Nous avons eu la chance de rencontrer François Dionne, directeur du projet PASAC, ainsi que Jean-Xavier Escot, coordinateur principal des microcrédits et crédits agricoles dans les coopératives partenaires, dans leurs locaux à Bogota. 

Depuis 4 ans, ils mettent en place le projet d'appui au système financier agricole de Colombie (PASAC), initiative du Mouvement Desjardins, Développement international Desjardins (Canada). 

Projet passionnant, retombées conséquentes, lisez le résumé de tout leur travail ci-dessous !

Qu’est-ce que DID ? 

Fondé en 1970 afin de partager avec les pays en développement et en émergence l’expérience et l’expertise du Mouvement Desjardins, Développement international Desjardins (DID) a comme objectif de rendre accessibles aux populations moins favorisées de la planète des services financiers diversifiés, sécuritaires et répondant à leurs besoins. Pionnier dans le déploiement et le développement de la microfinance à travers le monde, DID est aujourd’hui un leader mondial dans ce secteur. Ils sont actuellement présents dans 32 pays à travers des projets qui participent à l’inclusions financière via une assistance technique. 

Quel est l’objectif de PASAC (Projet d'Appui au Système Financier Agricole de Colombie) ?

Ce projet vise à réduire la pauvreté en milieu rural et à promouvoir le développement économique durable dans les milieux ruraux de Colombie. Plus précisément, il contribue au développement du secteur agricole colombien en facilitant l'accès des agriculteurs et agricultrices à trois leviers indispensables à l’accroissement de leur productivité : l’éducation financière, le financement et l’assurance.

DONNÉES ENREGISTRÉES
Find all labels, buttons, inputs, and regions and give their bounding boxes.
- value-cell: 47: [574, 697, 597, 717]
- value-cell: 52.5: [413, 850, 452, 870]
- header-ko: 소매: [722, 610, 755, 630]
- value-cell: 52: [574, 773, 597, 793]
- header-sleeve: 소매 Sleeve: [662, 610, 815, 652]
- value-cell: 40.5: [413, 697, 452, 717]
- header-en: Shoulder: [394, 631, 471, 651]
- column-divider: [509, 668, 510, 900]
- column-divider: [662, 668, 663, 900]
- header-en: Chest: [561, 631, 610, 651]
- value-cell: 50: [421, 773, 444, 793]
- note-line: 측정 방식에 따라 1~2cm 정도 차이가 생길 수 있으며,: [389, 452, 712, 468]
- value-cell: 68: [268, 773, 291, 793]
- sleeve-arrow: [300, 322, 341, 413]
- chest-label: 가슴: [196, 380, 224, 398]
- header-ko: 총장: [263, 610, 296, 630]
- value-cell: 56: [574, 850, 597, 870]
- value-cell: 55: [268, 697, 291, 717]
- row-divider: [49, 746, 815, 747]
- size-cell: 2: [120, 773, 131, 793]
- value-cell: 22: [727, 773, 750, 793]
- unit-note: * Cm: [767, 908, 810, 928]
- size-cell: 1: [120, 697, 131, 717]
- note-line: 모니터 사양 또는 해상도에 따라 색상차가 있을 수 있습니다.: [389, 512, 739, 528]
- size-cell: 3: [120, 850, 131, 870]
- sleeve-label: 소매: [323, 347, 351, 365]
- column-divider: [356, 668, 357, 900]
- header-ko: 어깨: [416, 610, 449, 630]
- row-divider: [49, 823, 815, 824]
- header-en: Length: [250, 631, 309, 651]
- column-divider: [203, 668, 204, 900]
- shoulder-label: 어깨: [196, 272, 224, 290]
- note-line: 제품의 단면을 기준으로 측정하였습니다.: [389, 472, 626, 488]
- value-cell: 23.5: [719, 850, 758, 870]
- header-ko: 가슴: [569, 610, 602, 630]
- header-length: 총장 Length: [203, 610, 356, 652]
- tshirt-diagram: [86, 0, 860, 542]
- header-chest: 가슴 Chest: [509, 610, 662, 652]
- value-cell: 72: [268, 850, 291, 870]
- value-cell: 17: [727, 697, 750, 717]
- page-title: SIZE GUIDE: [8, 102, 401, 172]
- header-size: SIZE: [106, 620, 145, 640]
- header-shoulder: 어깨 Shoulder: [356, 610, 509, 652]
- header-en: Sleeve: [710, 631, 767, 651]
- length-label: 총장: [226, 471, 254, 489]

LISTE DES TÂCHES
(1) Les affirmations suivantes concordent-elles avec le texte sur le projet PASAC ? (a) DID a été fondé en 1970. (b) Le projet PASAC est mis en place depuis dix ans. (c) DID est présent dans 32 pays. Pour chacune, répondez par oui ou par non en citant textuellement les mots décisifs du texte.
(2) Pourriez-vous recopier fidèlement le passage du texte sur le projet PASAC qui va de « Depuis 4 ans, ils » à « travail ci-dessous ! » ?
(3) Pouvez-vous résumer le texte sur le projet PASAC en deux phrases ?

RÉPONSES DANS L'ORDRE
(1)
(a) Oui : « Fondé en 1970 ».
(b) Non : « Depuis 4 ans, ils mettent en place le projet d'appui au système financier agricole de Colombie (PASAC) ».
(c) Oui : « Ils sont actuellement présents dans 32 pays ».

(2)
Depuis 4 ans, ils mettent en place le projet d'appui au système financier agricole de Colombie (PASAC), initiative du Mouvement Desjardins, Développement international Desjardins (Canada). 

Projet passionnant, retombées conséquentes, lisez le résumé de tout leur travail ci-dessous !

(3) Depuis quatre ans, François Dionne et Jean-Xavier Escot, rencontrés dans leurs locaux à Bogota, mettent en place le PASAC, une initiative de Développement international Desjardins (DID), organisme fondé en 1970, présent dans 32 pays et qui vise à rendre des services financiers accessibles aux populations moins favorisées. Ce projet cherche à réduire la pauvreté et à promouvoir un développement économique durable dans les milieux ruraux de Colombie en facilitant l'accès des agriculteurs et agricultrices à l'éducation financière, au financement et à l'assurance.